**Goal:** Please rewrite every entry below with each "counter-digit" replaced by "digit", leaving everything else unchanged.

**The data:**
%%
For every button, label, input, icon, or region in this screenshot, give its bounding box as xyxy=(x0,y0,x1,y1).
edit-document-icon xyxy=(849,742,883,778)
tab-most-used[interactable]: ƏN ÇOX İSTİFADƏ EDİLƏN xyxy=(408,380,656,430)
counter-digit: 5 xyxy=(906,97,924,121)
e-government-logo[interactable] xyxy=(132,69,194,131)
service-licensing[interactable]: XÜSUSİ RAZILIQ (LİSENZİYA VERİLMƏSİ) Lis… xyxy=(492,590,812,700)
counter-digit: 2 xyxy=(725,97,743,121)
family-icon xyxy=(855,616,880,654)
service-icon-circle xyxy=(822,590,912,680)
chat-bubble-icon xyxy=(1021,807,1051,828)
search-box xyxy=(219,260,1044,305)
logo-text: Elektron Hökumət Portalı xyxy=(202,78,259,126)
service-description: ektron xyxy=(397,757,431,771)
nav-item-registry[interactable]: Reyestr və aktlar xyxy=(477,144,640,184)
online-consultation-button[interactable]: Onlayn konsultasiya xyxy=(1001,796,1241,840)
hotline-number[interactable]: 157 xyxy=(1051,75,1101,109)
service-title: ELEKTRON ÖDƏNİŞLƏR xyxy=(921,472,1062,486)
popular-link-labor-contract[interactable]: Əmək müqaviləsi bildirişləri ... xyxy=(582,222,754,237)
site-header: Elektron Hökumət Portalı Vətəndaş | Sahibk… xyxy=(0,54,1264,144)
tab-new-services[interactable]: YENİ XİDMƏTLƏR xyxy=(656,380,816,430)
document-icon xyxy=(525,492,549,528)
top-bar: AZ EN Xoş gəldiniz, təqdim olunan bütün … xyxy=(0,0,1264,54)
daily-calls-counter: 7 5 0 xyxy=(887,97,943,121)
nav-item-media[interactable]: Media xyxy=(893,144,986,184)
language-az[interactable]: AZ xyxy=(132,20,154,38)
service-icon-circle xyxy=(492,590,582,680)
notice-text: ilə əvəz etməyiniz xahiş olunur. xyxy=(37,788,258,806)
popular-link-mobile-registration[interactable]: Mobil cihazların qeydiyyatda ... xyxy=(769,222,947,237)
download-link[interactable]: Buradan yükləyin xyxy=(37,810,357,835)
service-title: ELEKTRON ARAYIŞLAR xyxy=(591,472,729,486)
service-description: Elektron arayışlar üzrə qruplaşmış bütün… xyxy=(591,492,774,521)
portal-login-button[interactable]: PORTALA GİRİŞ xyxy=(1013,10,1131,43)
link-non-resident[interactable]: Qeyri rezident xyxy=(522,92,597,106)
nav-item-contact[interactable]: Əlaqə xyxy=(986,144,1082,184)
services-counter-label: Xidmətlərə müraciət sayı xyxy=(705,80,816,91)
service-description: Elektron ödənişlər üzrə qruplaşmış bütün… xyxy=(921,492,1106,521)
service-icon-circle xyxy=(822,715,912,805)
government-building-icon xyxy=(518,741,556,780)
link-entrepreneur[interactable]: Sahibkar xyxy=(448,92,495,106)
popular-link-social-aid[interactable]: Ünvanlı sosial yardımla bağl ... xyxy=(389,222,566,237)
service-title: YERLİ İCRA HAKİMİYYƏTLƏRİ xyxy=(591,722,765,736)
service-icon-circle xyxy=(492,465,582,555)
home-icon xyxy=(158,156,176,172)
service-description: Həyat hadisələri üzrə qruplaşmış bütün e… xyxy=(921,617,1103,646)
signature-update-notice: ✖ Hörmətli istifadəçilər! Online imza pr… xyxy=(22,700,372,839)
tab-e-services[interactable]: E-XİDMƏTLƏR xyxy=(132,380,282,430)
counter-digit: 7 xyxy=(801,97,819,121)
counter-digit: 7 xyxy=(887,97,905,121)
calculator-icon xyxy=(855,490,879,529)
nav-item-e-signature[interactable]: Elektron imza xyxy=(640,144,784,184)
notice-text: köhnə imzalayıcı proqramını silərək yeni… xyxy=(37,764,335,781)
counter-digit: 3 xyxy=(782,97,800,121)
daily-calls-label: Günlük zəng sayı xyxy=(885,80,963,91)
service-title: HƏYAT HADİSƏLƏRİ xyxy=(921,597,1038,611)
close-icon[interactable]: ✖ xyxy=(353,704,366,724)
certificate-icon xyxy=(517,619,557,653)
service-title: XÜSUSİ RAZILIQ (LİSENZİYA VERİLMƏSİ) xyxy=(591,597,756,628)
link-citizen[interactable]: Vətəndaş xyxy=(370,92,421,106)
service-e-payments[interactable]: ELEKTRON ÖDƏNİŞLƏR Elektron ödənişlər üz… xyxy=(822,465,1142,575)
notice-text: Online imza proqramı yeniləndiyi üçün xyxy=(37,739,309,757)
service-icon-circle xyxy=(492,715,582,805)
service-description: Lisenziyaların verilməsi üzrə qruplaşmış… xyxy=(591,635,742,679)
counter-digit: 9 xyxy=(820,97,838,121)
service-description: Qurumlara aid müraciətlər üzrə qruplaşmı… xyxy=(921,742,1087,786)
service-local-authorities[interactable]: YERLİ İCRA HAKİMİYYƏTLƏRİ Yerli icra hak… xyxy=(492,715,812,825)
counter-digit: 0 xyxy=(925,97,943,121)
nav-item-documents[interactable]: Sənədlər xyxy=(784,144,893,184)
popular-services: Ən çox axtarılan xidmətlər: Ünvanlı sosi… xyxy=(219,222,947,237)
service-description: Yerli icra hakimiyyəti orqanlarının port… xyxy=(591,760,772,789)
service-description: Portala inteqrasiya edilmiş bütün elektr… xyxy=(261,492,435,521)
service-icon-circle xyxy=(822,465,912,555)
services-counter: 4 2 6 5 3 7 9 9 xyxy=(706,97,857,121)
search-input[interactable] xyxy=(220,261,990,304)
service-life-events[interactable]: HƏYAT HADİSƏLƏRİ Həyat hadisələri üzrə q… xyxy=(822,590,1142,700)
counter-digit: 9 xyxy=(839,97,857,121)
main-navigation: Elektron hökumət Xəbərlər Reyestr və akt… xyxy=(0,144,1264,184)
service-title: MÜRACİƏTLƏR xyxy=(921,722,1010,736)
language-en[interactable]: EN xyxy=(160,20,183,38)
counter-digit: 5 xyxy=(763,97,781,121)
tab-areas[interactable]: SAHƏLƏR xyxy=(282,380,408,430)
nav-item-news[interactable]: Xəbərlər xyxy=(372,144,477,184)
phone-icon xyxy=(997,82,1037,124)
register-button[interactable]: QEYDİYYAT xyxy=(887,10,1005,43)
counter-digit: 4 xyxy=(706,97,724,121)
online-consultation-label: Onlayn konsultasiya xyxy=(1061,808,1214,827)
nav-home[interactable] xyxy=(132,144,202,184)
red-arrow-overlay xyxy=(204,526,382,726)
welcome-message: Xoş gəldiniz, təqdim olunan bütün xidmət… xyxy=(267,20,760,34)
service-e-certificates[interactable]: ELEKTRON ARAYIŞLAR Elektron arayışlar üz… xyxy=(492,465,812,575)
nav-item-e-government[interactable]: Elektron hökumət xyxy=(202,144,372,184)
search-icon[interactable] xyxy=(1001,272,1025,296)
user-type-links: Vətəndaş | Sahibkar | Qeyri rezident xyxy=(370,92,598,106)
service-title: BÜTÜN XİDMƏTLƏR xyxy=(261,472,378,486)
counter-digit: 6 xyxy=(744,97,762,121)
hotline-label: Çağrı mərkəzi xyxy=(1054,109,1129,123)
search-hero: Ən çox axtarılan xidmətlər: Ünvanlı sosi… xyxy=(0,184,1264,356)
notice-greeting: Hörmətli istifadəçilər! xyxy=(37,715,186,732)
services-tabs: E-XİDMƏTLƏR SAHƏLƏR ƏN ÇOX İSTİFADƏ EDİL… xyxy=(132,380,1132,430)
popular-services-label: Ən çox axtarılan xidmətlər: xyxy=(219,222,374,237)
%%
**The output:**
For every button, label, input, icon, or region in this screenshot, give its bounding box as xyxy=(x0,y0,x1,y1).
edit-document-icon xyxy=(849,742,883,778)
tab-most-used[interactable]: ƏN ÇOX İSTİFADƏ EDİLƏN xyxy=(408,380,656,430)
digit: 5 xyxy=(906,97,924,121)
e-government-logo[interactable] xyxy=(132,69,194,131)
service-licensing[interactable]: XÜSUSİ RAZILIQ (LİSENZİYA VERİLMƏSİ) Lis… xyxy=(492,590,812,700)
digit: 2 xyxy=(725,97,743,121)
family-icon xyxy=(855,616,880,654)
service-icon-circle xyxy=(822,590,912,680)
chat-bubble-icon xyxy=(1021,807,1051,828)
search-box xyxy=(219,260,1044,305)
logo-text: Elektron Hökumət Portalı xyxy=(202,78,259,126)
service-description: ektron xyxy=(397,757,431,771)
nav-item-registry[interactable]: Reyestr və aktlar xyxy=(477,144,640,184)
online-consultation-button[interactable]: Onlayn konsultasiya xyxy=(1001,796,1241,840)
hotline-number[interactable]: 157 xyxy=(1051,75,1101,109)
service-title: ELEKTRON ÖDƏNİŞLƏR xyxy=(921,472,1062,486)
popular-link-labor-contract[interactable]: Əmək müqaviləsi bildirişləri ... xyxy=(582,222,754,237)
site-header: Elektron Hökumət Portalı Vətəndaş | Sahibk… xyxy=(0,54,1264,144)
tab-new-services[interactable]: YENİ XİDMƏTLƏR xyxy=(656,380,816,430)
document-icon xyxy=(525,492,549,528)
top-bar: AZ EN Xoş gəldiniz, təqdim olunan bütün … xyxy=(0,0,1264,54)
daily-calls-counter: 7 5 0 xyxy=(887,97,943,121)
nav-item-media[interactable]: Media xyxy=(893,144,986,184)
language-az[interactable]: AZ xyxy=(132,20,154,38)
service-icon-circle xyxy=(492,590,582,680)
notice-text: ilə əvəz etməyiniz xahiş olunur. xyxy=(37,788,258,806)
popular-link-mobile-registration[interactable]: Mobil cihazların qeydiyyatda ... xyxy=(769,222,947,237)
download-link[interactable]: Buradan yükləyin xyxy=(37,810,357,835)
service-title: ELEKTRON ARAYIŞLAR xyxy=(591,472,729,486)
service-description: Elektron arayışlar üzrə qruplaşmış bütün… xyxy=(591,492,774,521)
portal-login-button[interactable]: PORTALA GİRİŞ xyxy=(1013,10,1131,43)
link-non-resident[interactable]: Qeyri rezident xyxy=(522,92,597,106)
nav-item-contact[interactable]: Əlaqə xyxy=(986,144,1082,184)
services-counter-label: Xidmətlərə müraciət sayı xyxy=(705,80,816,91)
service-description: Elektron ödənişlər üzrə qruplaşmış bütün… xyxy=(921,492,1106,521)
service-icon-circle xyxy=(822,715,912,805)
government-building-icon xyxy=(518,741,556,780)
link-entrepreneur[interactable]: Sahibkar xyxy=(448,92,495,106)
popular-link-social-aid[interactable]: Ünvanlı sosial yardımla bağl ... xyxy=(389,222,566,237)
service-title: YERLİ İCRA HAKİMİYYƏTLƏRİ xyxy=(591,722,765,736)
service-icon-circle xyxy=(492,465,582,555)
home-icon xyxy=(158,156,176,172)
service-description: Həyat hadisələri üzrə qruplaşmış bütün e… xyxy=(921,617,1103,646)
signature-update-notice: ✖ Hörmətli istifadəçilər! Online imza pr… xyxy=(22,700,372,839)
tab-e-services[interactable]: E-XİDMƏTLƏR xyxy=(132,380,282,430)
digit: 7 xyxy=(801,97,819,121)
digit: 7 xyxy=(887,97,905,121)
calculator-icon xyxy=(855,490,879,529)
nav-item-e-signature[interactable]: Elektron imza xyxy=(640,144,784,184)
notice-text: köhnə imzalayıcı proqramını silərək yeni… xyxy=(37,764,335,781)
digit: 3 xyxy=(782,97,800,121)
daily-calls-label: Günlük zəng sayı xyxy=(885,80,963,91)
service-title: HƏYAT HADİSƏLƏRİ xyxy=(921,597,1038,611)
close-icon[interactable]: ✖ xyxy=(353,704,366,724)
certificate-icon xyxy=(517,619,557,653)
service-title: XÜSUSİ RAZILIQ (LİSENZİYA VERİLMƏSİ) xyxy=(591,597,756,628)
link-citizen[interactable]: Vətəndaş xyxy=(370,92,421,106)
service-e-payments[interactable]: ELEKTRON ÖDƏNİŞLƏR Elektron ödənişlər üz… xyxy=(822,465,1142,575)
notice-text: Online imza proqramı yeniləndiyi üçün xyxy=(37,739,309,757)
service-icon-circle xyxy=(492,715,582,805)
service-description: Lisenziyaların verilməsi üzrə qruplaşmış… xyxy=(591,635,742,679)
digit: 9 xyxy=(820,97,838,121)
service-description: Qurumlara aid müraciətlər üzrə qruplaşmı… xyxy=(921,742,1087,786)
service-local-authorities[interactable]: YERLİ İCRA HAKİMİYYƏTLƏRİ Yerli icra hak… xyxy=(492,715,812,825)
digit: 0 xyxy=(925,97,943,121)
nav-item-documents[interactable]: Sənədlər xyxy=(784,144,893,184)
popular-services: Ən çox axtarılan xidmətlər: Ünvanlı sosi… xyxy=(219,222,947,237)
service-description: Yerli icra hakimiyyəti orqanlarının port… xyxy=(591,760,772,789)
service-description: Portala inteqrasiya edilmiş bütün elektr… xyxy=(261,492,435,521)
service-icon-circle xyxy=(822,465,912,555)
services-counter: 4 2 6 5 3 7 9 9 xyxy=(706,97,857,121)
search-input[interactable] xyxy=(220,261,990,304)
service-life-events[interactable]: HƏYAT HADİSƏLƏRİ Həyat hadisələri üzrə q… xyxy=(822,590,1142,700)
digit: 9 xyxy=(839,97,857,121)
main-navigation: Elektron hökumət Xəbərlər Reyestr və akt… xyxy=(0,144,1264,184)
service-title: MÜRACİƏTLƏR xyxy=(921,722,1010,736)
language-en[interactable]: EN xyxy=(160,20,183,38)
digit: 5 xyxy=(763,97,781,121)
tab-areas[interactable]: SAHƏLƏR xyxy=(282,380,408,430)
nav-item-news[interactable]: Xəbərlər xyxy=(372,144,477,184)
phone-icon xyxy=(997,82,1037,124)
register-button[interactable]: QEYDİYYAT xyxy=(887,10,1005,43)
digit: 4 xyxy=(706,97,724,121)
online-consultation-label: Onlayn konsultasiya xyxy=(1061,808,1214,827)
nav-home[interactable] xyxy=(132,144,202,184)
red-arrow-overlay xyxy=(204,526,382,726)
welcome-message: Xoş gəldiniz, təqdim olunan bütün xidmət… xyxy=(267,20,760,34)
service-e-certificates[interactable]: ELEKTRON ARAYIŞLAR Elektron arayışlar üz… xyxy=(492,465,812,575)
nav-item-e-government[interactable]: Elektron hökumət xyxy=(202,144,372,184)
search-icon[interactable] xyxy=(1001,272,1025,296)
user-type-links: Vətəndaş | Sahibkar | Qeyri rezident xyxy=(370,92,598,106)
service-title: BÜTÜN XİDMƏTLƏR xyxy=(261,472,378,486)
digit: 6 xyxy=(744,97,762,121)
hotline-label: Çağrı mərkəzi xyxy=(1054,109,1129,123)
search-hero: Ən çox axtarılan xidmətlər: Ünvanlı sosi… xyxy=(0,184,1264,356)
notice-greeting: Hörmətli istifadəçilər! xyxy=(37,715,186,732)
services-tabs: E-XİDMƏTLƏR SAHƏLƏR ƏN ÇOX İSTİFADƏ EDİL… xyxy=(132,380,1132,430)
popular-services-label: Ən çox axtarılan xidmətlər: xyxy=(219,222,374,237)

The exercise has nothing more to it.